**Given instruction**. Without the pictures, set down every line of the data exactly.

[Saved entries]
────────────────────
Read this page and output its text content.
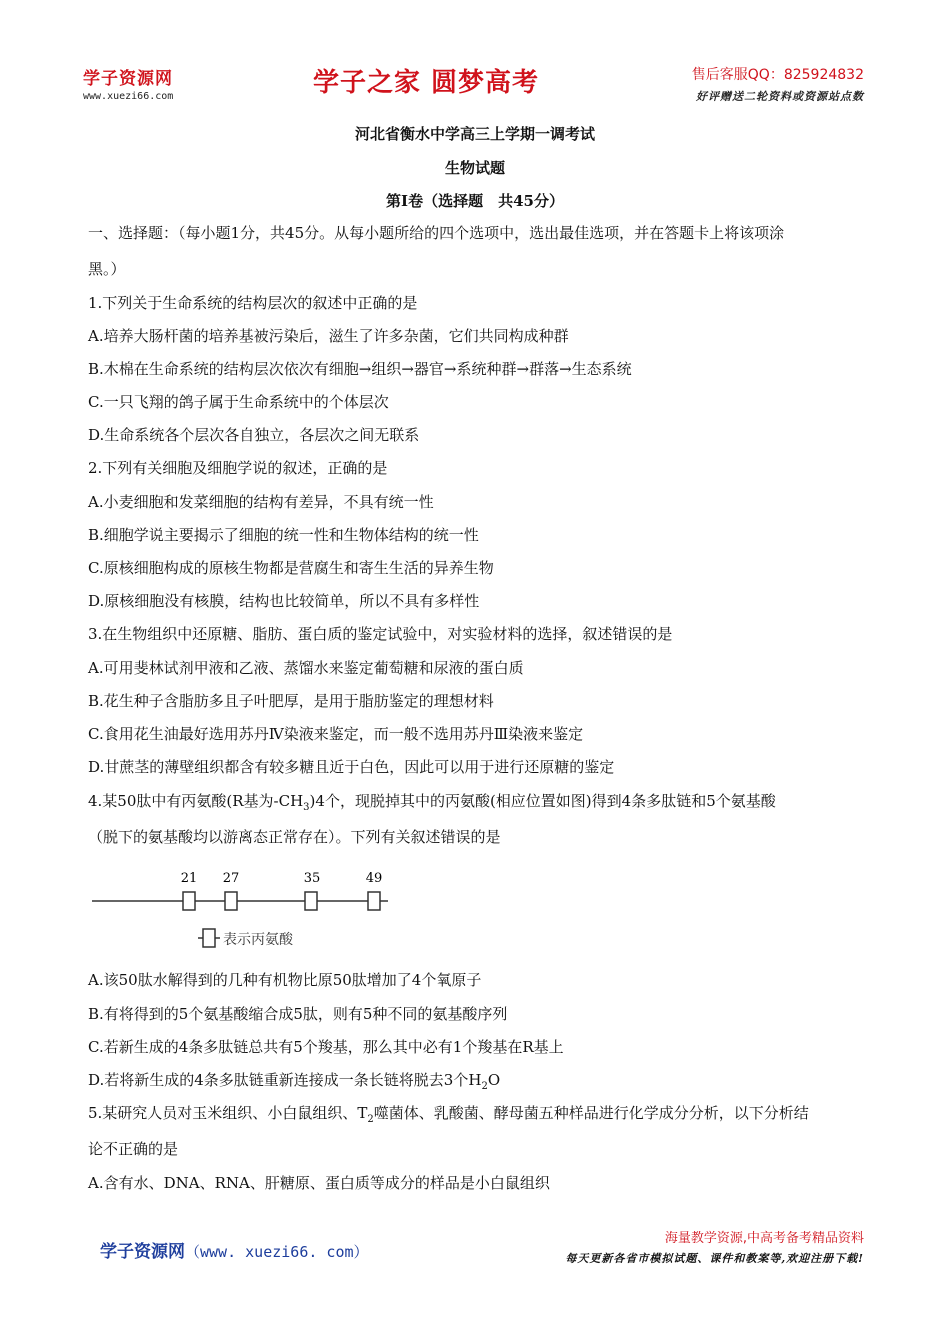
学子资源网
www.xuezi66.com	学子之家 圆梦高考	售后客服QQ：825924832
好评赠送二轮资料或资源站点数
河北省衡水中学高三上学期一调考试
生物试题
第Ⅰ卷（选择题　共45分）
一、选择题：（每小题1分，共45分。从每小题所给的四个选项中，选出最佳选项，并在答题卡上将该项涂
黑。）
1.下列关于生命系统的结构层次的叙述中正确的是
A.培养大肠杆菌的培养基被污染后，滋生了许多杂菌，它们共同构成种群
B.木棉在生命系统的结构层次依次有细胞→组织→器官→系统种群→群落→生态系统
C.一只飞翔的鸽子属于生命系统中的个体层次
D.生命系统各个层次各自独立，各层次之间无联系
2.下列有关细胞及细胞学说的叙述，正确的是
A.小麦细胞和发菜细胞的结构有差异，不具有统一性
B.细胞学说主要揭示了细胞的统一性和生物体结构的统一性
C.原核细胞构成的原核生物都是营腐生和寄生生活的异养生物
D.原核细胞没有核膜，结构也比较简单，所以不具有多样性
3.在生物组织中还原糖、脂肪、蛋白质的鉴定试验中，对实验材料的选择，叙述错误的是
A.可用斐林试剂甲液和乙液、蒸馏水来鉴定葡萄糖和尿液的蛋白质
B.花生种子含脂肪多且子叶肥厚，是用于脂肪鉴定的理想材料
C.食用花生油最好选用苏丹Ⅳ染液来鉴定，而一般不选用苏丹Ⅲ染液来鉴定
D.甘蔗茎的薄壁组织都含有较多糖且近于白色，因此可以用于进行还原糖的鉴定
4.某50肽中有丙氨酸(R基为$-CH_3)4$个，现脱掉其中的丙氨酸(相应位置如图)得到4条多肽链和5个氨基酸
（脱下的氨基酸均以游离态正常存在）。下列有关叙述错误的是
21 27	35	49
表示丙氨酸
A.该50肽水解得到的几种有机物比原50肽增加了4个氧原子
B.有将得到的5个氨基酸缩合成5肽，则有5种不同的氨基酸序列
C.若新生成的4条多肽链总共有5个羧基，那么其中必有1个羧基在R基上
D.若将新生成的4条多肽链重新连接成一条长链将脱去3个$H_2O$
5.某研究人员对玉米组织、小白鼠组织、$T_2$噬菌体、乳酸菌、酵母菌五种样品进行化学成分分析，以下分析结
论不正确的是
A.含有水、DNA、RNA、肝糖原、蛋白质等成分的样品是小白鼠组织
学子资源网（www. xuezi66. com）
海量教学资源,中高考备考精品资料
每天更新各省市模拟试题、课件和教案等,欢迎注册下载!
────────────────────
**Solution to this problem**.
Read this page and output its text content.
学子资源网
www.xuezi66.com	学子之家 圆梦高考	售后客服QQ：825924832
好评赠送二轮资料或资源站点数
河北省衡水中学高三上学期一调考试
生物试题
第Ⅰ卷（选择题　共45分）
一、选择题：（每小题1分，共45分。从每小题所给的四个选项中，选出最佳选项，并在答题卡上将该项涂
黑。）
1.下列关于生命系统的结构层次的叙述中正确的是
A.培养大肠杆菌的培养基被污染后，滋生了许多杂菌，它们共同构成种群
B.木棉在生命系统的结构层次依次有细胞→组织→器官→系统种群→群落→生态系统
C.一只飞翔的鸽子属于生命系统中的个体层次
D.生命系统各个层次各自独立，各层次之间无联系
2.下列有关细胞及细胞学说的叙述，正确的是
A.小麦细胞和发菜细胞的结构有差异，不具有统一性
B.细胞学说主要揭示了细胞的统一性和生物体结构的统一性
C.原核细胞构成的原核生物都是营腐生和寄生生活的异养生物
D.原核细胞没有核膜，结构也比较简单，所以不具有多样性
3.在生物组织中还原糖、脂肪、蛋白质的鉴定试验中，对实验材料的选择，叙述错误的是
A.可用斐林试剂甲液和乙液、蒸馏水来鉴定葡萄糖和尿液的蛋白质
B.花生种子含脂肪多且子叶肥厚，是用于脂肪鉴定的理想材料
C.食用花生油最好选用苏丹Ⅳ染液来鉴定，而一般不选用苏丹Ⅲ染液来鉴定
D.甘蔗茎的薄壁组织都含有较多糖且近于白色，因此可以用于进行还原糖的鉴定
4.某50肽中有丙氨酸(R基为$-CH_3)4$个，现脱掉其中的丙氨酸(相应位置如图)得到4条多肽链和5个氨基酸
（脱下的氨基酸均以游离态正常存在）。下列有关叙述错误的是
21 27	35	49
表示丙氨酸
A.该50肽水解得到的几种有机物比原50肽增加了4个氧原子
B.有将得到的5个氨基酸缩合成5肽，则有5种不同的氨基酸序列
C.若新生成的4条多肽链总共有5个羧基，那么其中必有1个羧基在R基上
D.若将新生成的4条多肽链重新连接成一条长链将脱去3个$H_2O$
5.某研究人员对玉米组织、小白鼠组织、$T_2$噬菌体、乳酸菌、酵母菌五种样品进行化学成分分析，以下分析结
论不正确的是
A.含有水、DNA、RNA、肝糖原、蛋白质等成分的样品是小白鼠组织
学子资源网（www. xuezi66. com）
海量教学资源,中高考备考精品资料
每天更新各省市模拟试题、课件和教案等,欢迎注册下载!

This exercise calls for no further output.